■ Written task: Give the entries again exactly, every one of them.

□ □ □ □ □ □ □

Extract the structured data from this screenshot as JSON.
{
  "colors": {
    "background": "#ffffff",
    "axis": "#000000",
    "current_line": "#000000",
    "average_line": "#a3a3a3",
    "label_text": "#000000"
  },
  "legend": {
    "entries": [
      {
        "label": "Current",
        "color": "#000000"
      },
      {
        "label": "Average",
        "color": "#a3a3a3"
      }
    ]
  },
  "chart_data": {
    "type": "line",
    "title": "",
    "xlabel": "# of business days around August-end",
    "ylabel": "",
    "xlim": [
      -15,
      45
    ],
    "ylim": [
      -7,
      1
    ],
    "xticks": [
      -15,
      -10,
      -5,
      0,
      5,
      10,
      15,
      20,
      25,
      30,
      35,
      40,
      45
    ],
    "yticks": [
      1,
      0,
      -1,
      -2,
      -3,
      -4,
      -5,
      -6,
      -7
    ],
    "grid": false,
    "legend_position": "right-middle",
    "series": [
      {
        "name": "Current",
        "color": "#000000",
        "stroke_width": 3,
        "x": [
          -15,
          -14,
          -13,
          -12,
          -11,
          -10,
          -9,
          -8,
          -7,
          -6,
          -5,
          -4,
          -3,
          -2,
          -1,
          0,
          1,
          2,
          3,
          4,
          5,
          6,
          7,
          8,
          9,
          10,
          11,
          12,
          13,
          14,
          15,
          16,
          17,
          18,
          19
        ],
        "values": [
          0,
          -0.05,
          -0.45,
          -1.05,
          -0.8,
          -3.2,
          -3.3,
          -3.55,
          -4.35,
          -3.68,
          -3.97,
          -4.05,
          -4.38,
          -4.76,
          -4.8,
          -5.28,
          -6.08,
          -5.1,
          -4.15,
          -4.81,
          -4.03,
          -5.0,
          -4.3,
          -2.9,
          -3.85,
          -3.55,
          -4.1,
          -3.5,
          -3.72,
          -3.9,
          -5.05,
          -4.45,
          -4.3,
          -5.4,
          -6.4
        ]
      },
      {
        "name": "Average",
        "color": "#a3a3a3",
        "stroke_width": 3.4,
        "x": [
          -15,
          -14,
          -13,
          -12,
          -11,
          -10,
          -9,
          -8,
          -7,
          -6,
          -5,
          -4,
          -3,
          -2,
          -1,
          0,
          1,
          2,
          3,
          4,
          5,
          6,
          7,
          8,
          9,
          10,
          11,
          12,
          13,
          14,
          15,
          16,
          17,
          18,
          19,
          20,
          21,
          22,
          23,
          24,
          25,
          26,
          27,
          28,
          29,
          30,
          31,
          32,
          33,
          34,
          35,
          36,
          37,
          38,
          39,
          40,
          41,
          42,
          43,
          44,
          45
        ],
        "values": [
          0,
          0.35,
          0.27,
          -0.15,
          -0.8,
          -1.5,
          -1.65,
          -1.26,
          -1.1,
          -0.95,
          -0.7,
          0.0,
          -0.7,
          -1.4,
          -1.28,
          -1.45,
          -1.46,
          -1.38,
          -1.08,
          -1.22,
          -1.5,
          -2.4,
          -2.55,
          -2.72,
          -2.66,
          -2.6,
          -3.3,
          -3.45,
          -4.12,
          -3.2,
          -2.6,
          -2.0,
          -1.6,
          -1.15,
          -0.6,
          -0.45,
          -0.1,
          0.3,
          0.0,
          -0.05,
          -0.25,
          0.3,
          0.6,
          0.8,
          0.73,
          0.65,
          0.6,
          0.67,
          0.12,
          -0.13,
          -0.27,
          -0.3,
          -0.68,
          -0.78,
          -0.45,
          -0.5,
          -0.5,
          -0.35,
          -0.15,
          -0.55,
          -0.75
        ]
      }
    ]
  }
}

□ □ □ □ □ □ □

■ Answer to the problem:
Extract the structured data from this screenshot as JSON.
{
  "colors": {
    "background": "#ffffff",
    "axis": "#000000",
    "current_line": "#000000",
    "average_line": "#a3a3a3",
    "label_text": "#000000"
  },
  "legend": {
    "entries": [
      {
        "label": "Current",
        "color": "#000000"
      },
      {
        "label": "Average",
        "color": "#a3a3a3"
      }
    ]
  },
  "chart_data": {
    "type": "line",
    "title": "",
    "xlabel": "# of business days around August-end",
    "ylabel": "",
    "xlim": [
      -15,
      45
    ],
    "ylim": [
      -7,
      1
    ],
    "xticks": [
      -15,
      -10,
      -5,
      0,
      5,
      10,
      15,
      20,
      25,
      30,
      35,
      40,
      45
    ],
    "yticks": [
      1,
      0,
      -1,
      -2,
      -3,
      -4,
      -5,
      -6,
      -7
    ],
    "grid": false,
    "legend_position": "right-middle",
    "series": [
      {
        "name": "Current",
        "color": "#000000",
        "stroke_width": 3,
        "x": [
          -15,
          -14,
          -13,
          -12,
          -11,
          -10,
          -9,
          -8,
          -7,
          -6,
          -5,
          -4,
          -3,
          -2,
          -1,
          0,
          1,
          2,
          3,
          4,
          5,
          6,
          7,
          8,
          9,
          10,
          11,
          12,
          13,
          14,
          15,
          16,
          17,
          18,
          19
        ],
        "values": [
          0,
          -0.05,
          -0.45,
          -1.05,
          -0.8,
          -3.2,
          -3.3,
          -3.55,
          -4.35,
          -3.68,
          -3.97,
          -4.05,
          -4.38,
          -4.76,
          -4.8,
          -5.28,
          -6.08,
          -5.1,
          -4.15,
          -4.81,
          -4.03,
          -5.0,
          -4.3,
          -2.9,
          -3.85,
          -3.55,
          -4.1,
          -3.5,
          -3.72,
          -3.9,
          -5.05,
          -4.45,
          -4.3,
          -5.4,
          -6.4
        ]
      },
      {
        "name": "Average",
        "color": "#a3a3a3",
        "stroke_width": 3.4,
        "x": [
          -15,
          -14,
          -13,
          -12,
          -11,
          -10,
          -9,
          -8,
          -7,
          -6,
          -5,
          -4,
          -3,
          -2,
          -1,
          0,
          1,
          2,
          3,
          4,
          5,
          6,
          7,
          8,
          9,
          10,
          11,
          12,
          13,
          14,
          15,
          16,
          17,
          18,
          19,
          20,
          21,
          22,
          23,
          24,
          25,
          26,
          27,
          28,
          29,
          30,
          31,
          32,
          33,
          34,
          35,
          36,
          37,
          38,
          39,
          40,
          41,
          42,
          43,
          44,
          45
        ],
        "values": [
          0,
          0.35,
          0.27,
          -0.15,
          -0.8,
          -1.5,
          -1.65,
          -1.26,
          -1.1,
          -0.95,
          -0.7,
          0.0,
          -0.7,
          -1.4,
          -1.28,
          -1.45,
          -1.46,
          -1.38,
          -1.08,
          -1.22,
          -1.5,
          -2.4,
          -2.55,
          -2.72,
          -2.66,
          -2.6,
          -3.3,
          -3.45,
          -4.12,
          -3.2,
          -2.6,
          -2.0,
          -1.6,
          -1.15,
          -0.6,
          -0.45,
          -0.1,
          0.3,
          0.0,
          -0.05,
          -0.25,
          0.3,
          0.6,
          0.8,
          0.73,
          0.65,
          0.6,
          0.67,
          0.12,
          -0.13,
          -0.27,
          -0.3,
          -0.68,
          -0.78,
          -0.45,
          -0.5,
          -0.5,
          -0.35,
          -0.15,
          -0.55,
          -0.75
        ]
      }
    ]
  }
}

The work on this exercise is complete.